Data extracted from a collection
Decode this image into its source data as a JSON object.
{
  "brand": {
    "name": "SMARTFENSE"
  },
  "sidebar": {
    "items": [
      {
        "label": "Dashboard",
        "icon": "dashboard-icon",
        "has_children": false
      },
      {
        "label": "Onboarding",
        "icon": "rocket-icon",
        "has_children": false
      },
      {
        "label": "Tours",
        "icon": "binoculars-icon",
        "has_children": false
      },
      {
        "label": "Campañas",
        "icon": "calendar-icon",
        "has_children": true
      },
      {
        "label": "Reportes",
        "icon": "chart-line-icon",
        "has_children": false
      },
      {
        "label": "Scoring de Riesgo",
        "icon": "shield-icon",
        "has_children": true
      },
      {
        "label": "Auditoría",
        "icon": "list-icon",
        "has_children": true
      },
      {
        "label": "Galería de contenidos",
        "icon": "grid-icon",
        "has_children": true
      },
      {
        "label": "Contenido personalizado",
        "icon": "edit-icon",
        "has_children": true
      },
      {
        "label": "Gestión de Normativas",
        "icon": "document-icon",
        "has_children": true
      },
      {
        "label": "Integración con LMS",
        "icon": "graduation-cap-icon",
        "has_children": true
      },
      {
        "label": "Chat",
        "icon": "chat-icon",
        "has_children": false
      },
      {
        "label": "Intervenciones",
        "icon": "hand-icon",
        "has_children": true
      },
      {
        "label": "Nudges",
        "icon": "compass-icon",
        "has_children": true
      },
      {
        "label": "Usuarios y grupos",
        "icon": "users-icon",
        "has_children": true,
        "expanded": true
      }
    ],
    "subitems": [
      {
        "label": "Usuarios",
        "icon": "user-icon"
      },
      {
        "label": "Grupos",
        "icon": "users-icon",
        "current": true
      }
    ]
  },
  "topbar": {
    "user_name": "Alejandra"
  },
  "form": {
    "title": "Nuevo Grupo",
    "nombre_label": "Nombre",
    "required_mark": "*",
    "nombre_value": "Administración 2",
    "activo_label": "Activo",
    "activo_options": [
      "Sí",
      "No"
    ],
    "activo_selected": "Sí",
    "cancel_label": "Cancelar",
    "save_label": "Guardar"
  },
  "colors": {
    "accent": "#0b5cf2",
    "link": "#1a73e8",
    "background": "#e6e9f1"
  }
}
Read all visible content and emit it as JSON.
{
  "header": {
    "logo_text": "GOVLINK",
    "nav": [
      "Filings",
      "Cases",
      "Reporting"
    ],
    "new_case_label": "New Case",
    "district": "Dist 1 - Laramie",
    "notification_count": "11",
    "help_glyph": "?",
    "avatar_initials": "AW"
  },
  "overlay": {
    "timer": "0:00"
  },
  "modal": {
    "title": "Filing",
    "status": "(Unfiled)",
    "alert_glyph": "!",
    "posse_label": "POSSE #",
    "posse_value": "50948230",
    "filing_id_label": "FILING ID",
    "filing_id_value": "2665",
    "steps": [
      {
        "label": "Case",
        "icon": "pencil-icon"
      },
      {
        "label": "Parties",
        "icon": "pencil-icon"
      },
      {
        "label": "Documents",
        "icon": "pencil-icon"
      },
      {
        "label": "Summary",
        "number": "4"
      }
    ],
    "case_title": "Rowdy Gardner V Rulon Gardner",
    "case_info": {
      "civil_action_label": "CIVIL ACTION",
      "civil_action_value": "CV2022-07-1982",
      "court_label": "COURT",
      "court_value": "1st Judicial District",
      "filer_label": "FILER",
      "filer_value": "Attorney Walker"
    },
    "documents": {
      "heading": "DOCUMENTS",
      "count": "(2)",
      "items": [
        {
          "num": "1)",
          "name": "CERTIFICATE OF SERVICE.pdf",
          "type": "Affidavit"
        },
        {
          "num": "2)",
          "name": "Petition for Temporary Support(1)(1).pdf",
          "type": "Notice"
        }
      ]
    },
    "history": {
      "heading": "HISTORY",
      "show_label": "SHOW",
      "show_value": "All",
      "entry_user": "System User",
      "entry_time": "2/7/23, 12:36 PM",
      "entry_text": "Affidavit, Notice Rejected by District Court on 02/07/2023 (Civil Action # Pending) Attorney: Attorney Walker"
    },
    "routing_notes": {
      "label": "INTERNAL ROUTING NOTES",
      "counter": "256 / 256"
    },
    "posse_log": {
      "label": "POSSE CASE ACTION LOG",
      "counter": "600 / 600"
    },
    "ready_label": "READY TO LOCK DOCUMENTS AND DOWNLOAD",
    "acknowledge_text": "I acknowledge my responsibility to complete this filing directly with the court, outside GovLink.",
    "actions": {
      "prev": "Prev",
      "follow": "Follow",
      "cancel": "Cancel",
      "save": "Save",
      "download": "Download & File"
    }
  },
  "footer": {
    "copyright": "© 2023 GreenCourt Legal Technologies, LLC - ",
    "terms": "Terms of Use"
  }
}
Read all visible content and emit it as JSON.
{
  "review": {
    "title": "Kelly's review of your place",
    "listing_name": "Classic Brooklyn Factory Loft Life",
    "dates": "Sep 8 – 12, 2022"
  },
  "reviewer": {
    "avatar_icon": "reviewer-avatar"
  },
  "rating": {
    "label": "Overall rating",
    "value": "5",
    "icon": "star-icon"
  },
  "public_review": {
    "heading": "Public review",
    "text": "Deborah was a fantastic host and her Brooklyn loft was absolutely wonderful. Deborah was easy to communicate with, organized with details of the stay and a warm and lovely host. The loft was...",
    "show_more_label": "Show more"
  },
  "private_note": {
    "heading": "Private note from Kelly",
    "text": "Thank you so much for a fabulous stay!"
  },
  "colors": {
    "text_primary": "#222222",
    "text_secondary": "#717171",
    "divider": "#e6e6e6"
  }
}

§ TASK INSTRUCTIONS
From the entries above, collect every line with the string "Brooklyn" in it.

§ RESPONSE TO THE TASK
    "listing_name": "Classic Brooklyn Factory Loft Life",
    "text": "Deborah was a fantastic host and her Brooklyn loft was absolutely wonderful. Deborah was easy to communicate with, organized with details of the stay and a warm and lovely host. The loft was...",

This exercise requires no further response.